Turn the rows below into a JSON list of strings with one string for each line. Skip blank lines and leave the pictures out.

─── PROVIDED DATA ───

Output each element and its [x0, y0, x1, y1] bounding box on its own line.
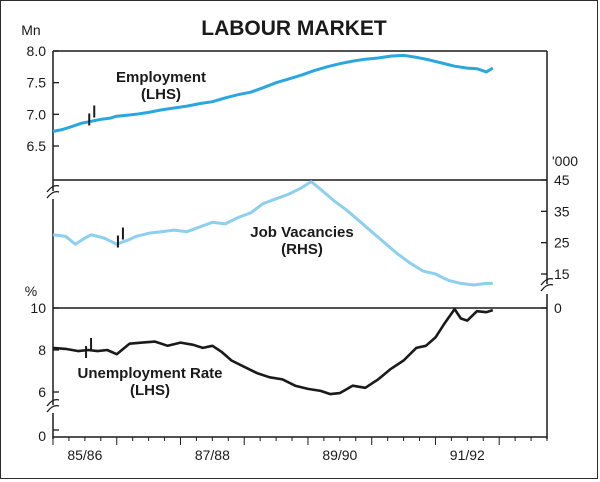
job-vacancies-label: (RHS) [281, 241, 323, 258]
unemployment-rate-series [52, 307, 494, 396]
unemployment-rate-label: Unemployment Rate [77, 365, 222, 382]
y-tick-label: 25 [554, 235, 570, 251]
unemployment-rate-label: (LHS) [130, 382, 170, 399]
job-vacancies-label: Job Vacancies [250, 224, 353, 241]
y-tick-label: 15 [554, 266, 570, 282]
right-unit-label: '000 [552, 153, 578, 169]
chart-title: LABOUR MARKET [201, 17, 387, 40]
y-tick-label: 45 [554, 172, 570, 188]
y-tick-label: 6 [38, 384, 46, 400]
y-tick-label: 8.0 [27, 43, 47, 59]
y-tick-label: 0 [554, 300, 562, 316]
x-tick-label: 87/88 [195, 447, 230, 463]
y-tick-label: 6.5 [27, 138, 47, 154]
axis-break-mark [46, 404, 60, 413]
axis-break-mark [540, 283, 554, 292]
y-tick-label: 7.5 [27, 75, 47, 91]
x-tick-label: 91/92 [450, 447, 485, 463]
axis-break-mark [46, 184, 60, 193]
y-tick-label: 0 [38, 428, 46, 444]
y-tick-label: 35 [554, 203, 570, 219]
employment-label: Employment [116, 69, 206, 86]
x-tick-label: 85/86 [67, 447, 102, 463]
employment-label: (LHS) [141, 86, 181, 103]
employment-series [52, 53, 494, 133]
axis-break-mark [46, 398, 60, 407]
axis-break-mark [540, 277, 554, 286]
axis-break-mark [46, 190, 60, 199]
left-unit-label: Mn [21, 22, 40, 38]
y-tick-label: 7.0 [27, 106, 47, 122]
y-tick-label: 8 [38, 342, 46, 358]
left-unit-label: % [25, 283, 37, 299]
x-tick-label: 89/90 [322, 447, 357, 463]
y-tick-label: 10 [30, 300, 46, 316]
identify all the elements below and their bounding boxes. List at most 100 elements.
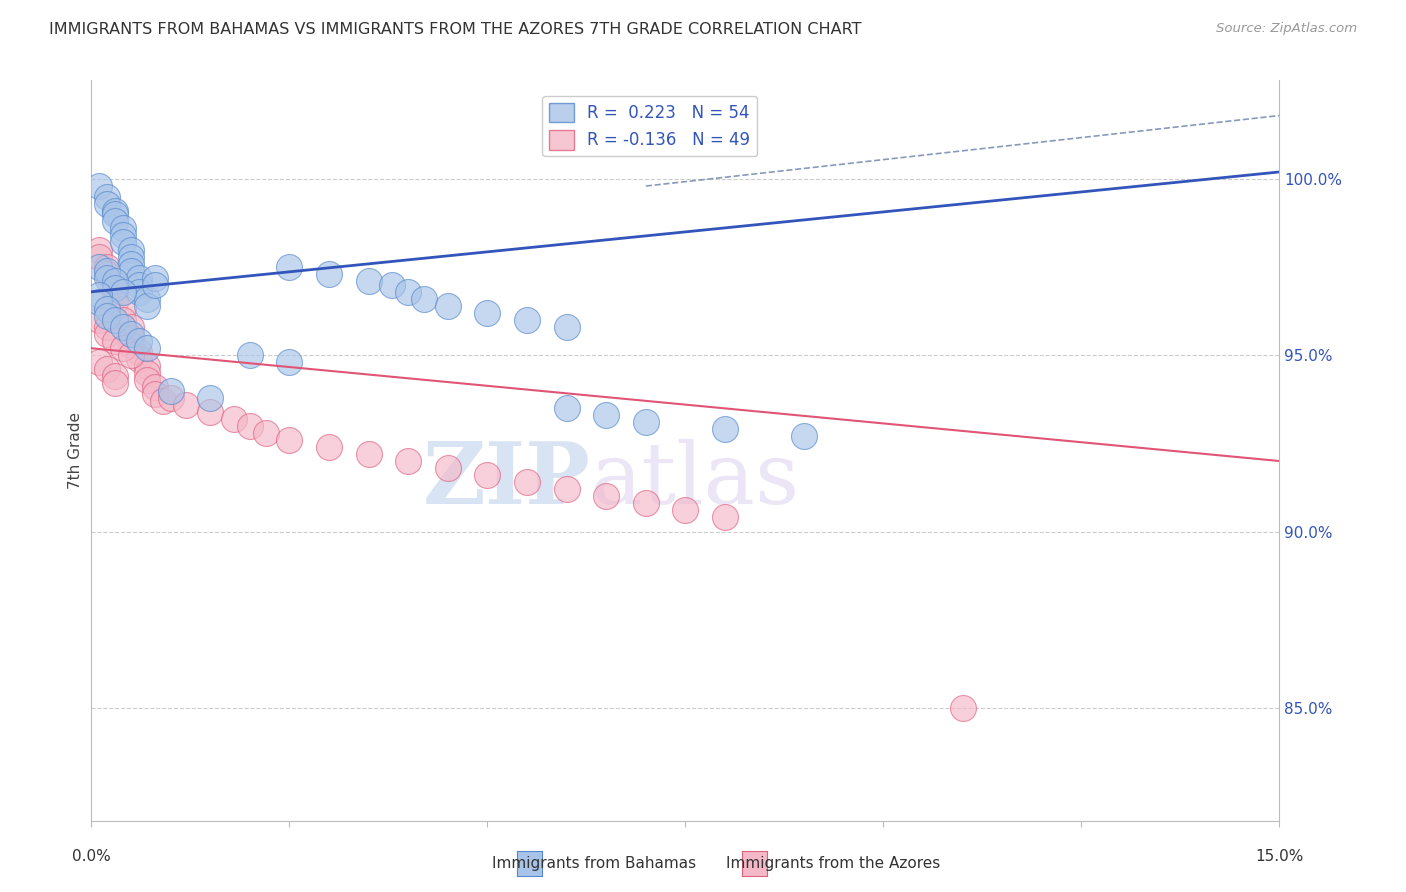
Point	[96, 310, 118, 324]
Point	[120, 337, 142, 351]
Point	[104, 295, 127, 310]
Text: Immigrants from Bahamas: Immigrants from Bahamas	[492, 856, 696, 871]
Point	[396, 285, 419, 299]
Point	[96, 362, 118, 376]
Point	[89, 179, 111, 194]
Point	[112, 235, 135, 250]
Legend: R =  0.223   N = 54, R = -0.136   N = 49: R = 0.223 N = 54, R = -0.136 N = 49	[543, 96, 756, 156]
Point	[239, 418, 262, 433]
Point	[143, 387, 166, 401]
Text: 0.0%: 0.0%	[72, 849, 111, 863]
Point	[112, 285, 135, 299]
Point	[112, 341, 135, 355]
Point	[318, 440, 340, 454]
Point	[952, 701, 974, 715]
Point	[714, 510, 737, 524]
Point	[318, 267, 340, 281]
Point	[104, 281, 127, 295]
Point	[135, 292, 157, 306]
Point	[104, 369, 127, 384]
Point	[477, 468, 499, 483]
Point	[104, 313, 127, 327]
Point	[120, 250, 142, 264]
Point	[128, 277, 150, 292]
Point	[396, 454, 419, 468]
Point	[96, 196, 118, 211]
Point	[96, 327, 118, 342]
Point	[128, 344, 150, 359]
Point	[200, 391, 222, 405]
Point	[516, 475, 538, 490]
Point	[96, 260, 118, 274]
Point	[200, 405, 222, 419]
Point	[89, 260, 111, 274]
Point	[104, 214, 127, 228]
Point	[595, 408, 617, 422]
Point	[96, 270, 118, 285]
Point	[159, 384, 181, 398]
Point	[120, 320, 142, 334]
Point	[112, 228, 135, 243]
Point	[96, 263, 118, 277]
Point	[89, 288, 111, 302]
Point	[239, 348, 262, 362]
Point	[278, 260, 301, 274]
Point	[104, 203, 127, 218]
Point	[120, 331, 142, 345]
Point	[96, 189, 118, 203]
Text: Immigrants from the Azores: Immigrants from the Azores	[725, 856, 941, 871]
Point	[128, 270, 150, 285]
Point	[135, 341, 157, 355]
Y-axis label: 7th Grade: 7th Grade	[67, 412, 83, 489]
Point	[516, 313, 538, 327]
Point	[222, 411, 245, 425]
Point	[128, 285, 150, 299]
Point	[120, 348, 142, 362]
Point	[120, 257, 142, 271]
Point	[120, 243, 142, 257]
Point	[143, 277, 166, 292]
Point	[96, 320, 118, 334]
Point	[112, 320, 135, 334]
Point	[357, 447, 380, 461]
Point	[793, 429, 815, 443]
Point	[96, 267, 118, 281]
Point	[89, 295, 111, 310]
Point	[128, 334, 150, 348]
Point	[96, 302, 118, 317]
Point	[436, 299, 458, 313]
Point	[89, 313, 111, 327]
Point	[634, 496, 657, 510]
Point	[104, 277, 127, 292]
Point	[112, 313, 135, 327]
Point	[278, 433, 301, 447]
Point	[595, 489, 617, 503]
Point	[135, 366, 157, 380]
Point	[89, 355, 111, 369]
Text: atlas: atlas	[591, 439, 800, 522]
Point	[254, 425, 277, 440]
Point	[104, 334, 127, 348]
Text: Source: ZipAtlas.com: Source: ZipAtlas.com	[1216, 22, 1357, 36]
Point	[673, 503, 696, 517]
Point	[104, 274, 127, 288]
Point	[143, 380, 166, 394]
Point	[555, 320, 578, 334]
Point	[714, 422, 737, 436]
Point	[120, 327, 142, 342]
Point	[152, 394, 174, 409]
Point	[278, 355, 301, 369]
Point	[143, 270, 166, 285]
Point	[104, 376, 127, 391]
Point	[555, 482, 578, 496]
Point	[135, 299, 157, 313]
Point	[120, 263, 142, 277]
Point	[357, 274, 380, 288]
Point	[89, 243, 111, 257]
Point	[104, 207, 127, 221]
Text: ZIP: ZIP	[423, 438, 591, 522]
Point	[135, 373, 157, 387]
Point	[89, 250, 111, 264]
Point	[436, 461, 458, 475]
Point	[112, 302, 135, 317]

───

WRITTEN RESPONSE>
[
  "Output each element and its [x0, y0, x1, y1] bounding box on its own line.",
  "job-vacancies-label: (RHS) [281, 241, 323, 258]",
  "unemployment-rate-series [52, 307, 494, 396]",
  "unemployment-rate-label: Unemployment Rate [77, 365, 222, 382]",
  "y-tick-label: 25 [554, 235, 570, 251]",
  "unemployment-rate-label: (LHS) [130, 382, 170, 399]",
  "job-vacancies-label: Job Vacancies [250, 224, 353, 241]",
  "y-tick-label: 15 [554, 266, 570, 282]",
  "right-unit-label: '000 [552, 153, 578, 169]",
  "chart-title: LABOUR MARKET [201, 17, 387, 40]",
  "y-tick-label: 45 [554, 172, 570, 188]",
  "y-tick-label: 6 [38, 384, 46, 400]",
  "y-tick-label: 8.0 [27, 43, 47, 59]",
  "y-tick-label: 0 [554, 300, 562, 316]",
  "x-tick-label: 87/88 [195, 447, 230, 463]",
  "y-tick-label: 6.5 [27, 138, 47, 154]",
  "axis-break-mark [46, 404, 60, 413]",
  "axis-break-mark [540, 283, 554, 292]",
  "y-tick-label: 7.5 [27, 75, 47, 91]",
  "x-tick-label: 91/92 [450, 447, 485, 463]",
  "axis-break-mark [46, 184, 60, 193]",
  "y-tick-label: 0 [38, 428, 46, 444]",
  "y-tick-label: 35 [554, 203, 570, 219]",
  "employment-label: Employment [116, 69, 206, 86]",
  "x-tick-label: 85/86 [67, 447, 102, 463]",
  "employment-label: (LHS) [141, 86, 181, 103]",
  "employment-series [52, 53, 494, 133]",
  "axis-break-mark [46, 398, 60, 407]",
  "axis-break-mark [540, 277, 554, 286]",
  "axis-break-mark [46, 190, 60, 199]",
  "left-unit-label: Mn [21, 22, 40, 38]",
  "y-tick-label: 7.0 [27, 106, 47, 122]",
  "y-tick-label: 8 [38, 342, 46, 358]",
  "left-unit-label: % [25, 283, 37, 299]",
  "x-tick-label: 89/90 [322, 447, 357, 463]",
  "y-tick-label: 10 [30, 300, 46, 316]",
  "identify all the elements below and their bounding boxes. List at most 100 elements.",
  "Point\t[96, 310, 118, 324]",
  "Point\t[120, 337, 142, 351]",
  "Point\t[104, 295, 127, 310]",
  "Text: Immigrants from Bahamas: Immigrants from Bahamas\t[492, 856, 696, 871]",
  "Point\t[396, 285, 419, 299]",
  "Point\t[96, 362, 118, 376]",
  "Point\t[89, 179, 111, 194]",
  "Point\t[112, 235, 135, 250]",
  "Legend: R =  0.223   N = 54, R = -0.136   N = 49: R = 0.223 N = 54, R = -0.136 N = 49\t[543, 96, 756, 156]",
  "Point\t[239, 418, 262, 433]",
  "Point\t[143, 387, 166, 401]",
  "Text: 0.0%: 0.0%\t[72, 849, 111, 863]",
  "Point\t[112, 285, 135, 299]",
  "Point\t[112, 341, 135, 355]",
  "Point\t[318, 440, 340, 454]",
  "Point\t[952, 701, 974, 715]",
  "Point\t[714, 510, 737, 524]",
  "Point\t[318, 267, 340, 281]",
  "Point\t[104, 281, 127, 295]",
  "Point\t[135, 292, 157, 306]",
  "Point\t[104, 369, 127, 384]",
  "Point\t[477, 468, 499, 483]",
  "Point\t[104, 313, 127, 327]",
  "Point\t[120, 250, 142, 264]",
  "Point\t[128, 277, 150, 292]",
  "Point\t[396, 454, 419, 468]",
  "Point\t[96, 196, 118, 211]",
  "Point\t[96, 327, 118, 342]",
  "Point\t[128, 344, 150, 359]",
  "Point\t[200, 391, 222, 405]",
  "Point\t[516, 475, 538, 490]",
  "Point\t[96, 260, 118, 274]",
  "Point\t[200, 405, 222, 419]",
  "Point\t[89, 260, 111, 274]",
  "Point\t[104, 214, 127, 228]",
  "Point\t[595, 408, 617, 422]",
  "Point\t[96, 270, 118, 285]",
  "Point\t[159, 384, 181, 398]",
  "Point\t[120, 320, 142, 334]",
  "Point\t[112, 228, 135, 243]",
  "Point\t[96, 263, 118, 277]",
  "Point\t[89, 288, 111, 302]",
  "Point\t[239, 348, 262, 362]",
  "Point\t[278, 260, 301, 274]",
  "Point\t[104, 203, 127, 218]",
  "Point\t[120, 331, 142, 345]",
  "Point\t[96, 189, 118, 203]",
  "Text: Immigrants from the Azores: Immigrants from the Azores\t[725, 856, 941, 871]",
  "Point\t[128, 270, 150, 285]",
  "Point\t[135, 341, 157, 355]",
  "Y-axis label: 7th Grade: 7th Grade\t[67, 412, 83, 489]",
  "Point\t[516, 313, 538, 327]",
  "Point\t[222, 411, 245, 425]",
  "Point\t[128, 285, 150, 299]",
  "Point\t[120, 348, 142, 362]",
  "Point\t[120, 257, 142, 271]",
  "Point\t[120, 243, 142, 257]",
  "Point\t[143, 277, 166, 292]",
  "Point\t[96, 320, 118, 334]",
  "Point\t[112, 320, 135, 334]",
  "Point\t[357, 447, 380, 461]",
  "Point\t[793, 429, 815, 443]",
  "Point\t[96, 267, 118, 281]",
  "Point\t[89, 295, 111, 310]",
  "Point\t[128, 334, 150, 348]",
  "Point\t[96, 302, 118, 317]",
  "Point\t[436, 299, 458, 313]",
  "Point\t[89, 313, 111, 327]",
  "Point\t[634, 496, 657, 510]",
  "Point\t[104, 277, 127, 292]",
  "Point\t[112, 313, 135, 327]",
  "Point\t[278, 433, 301, 447]",
  "Point\t[595, 489, 617, 503]",
  "Point\t[135, 366, 157, 380]",
  "Point\t[89, 355, 111, 369]",
  "Text: atlas: atlas\t[591, 439, 800, 522]",
  "Point\t[254, 425, 277, 440]",
  "Point\t[104, 334, 127, 348]",
  "Text: Source: ZipAtlas.com: Source: ZipAtlas.com\t[1216, 22, 1357, 36]",
  "Point\t[673, 503, 696, 517]",
  "Point\t[104, 274, 127, 288]",
  "Point\t[143, 380, 166, 394]",
  "Point\t[555, 320, 578, 334]",
  "Point\t[714, 422, 737, 436]",
  "Point\t[120, 327, 142, 342]",
  "Point\t[152, 394, 174, 409]",
  "Point\t[278, 355, 301, 369]",
  "Point\t[143, 270, 166, 285]",
  "Point\t[104, 376, 127, 391]",
  "Point\t[555, 482, 578, 496]",
  "Point\t[135, 299, 157, 313]",
  "Point\t[120, 263, 142, 277]",
  "Point\t[357, 274, 380, 288]",
  "Point\t[89, 243, 111, 257]",
  "Point\t[104, 207, 127, 221]",
  "Text: ZIP: ZIP\t[423, 438, 591, 522]",
  "Point\t[135, 373, 157, 387]",
  "Point\t[89, 250, 111, 264]",
  "Point\t[436, 461, 458, 475]",
  "Point\t[112, 302, 135, 317]"
]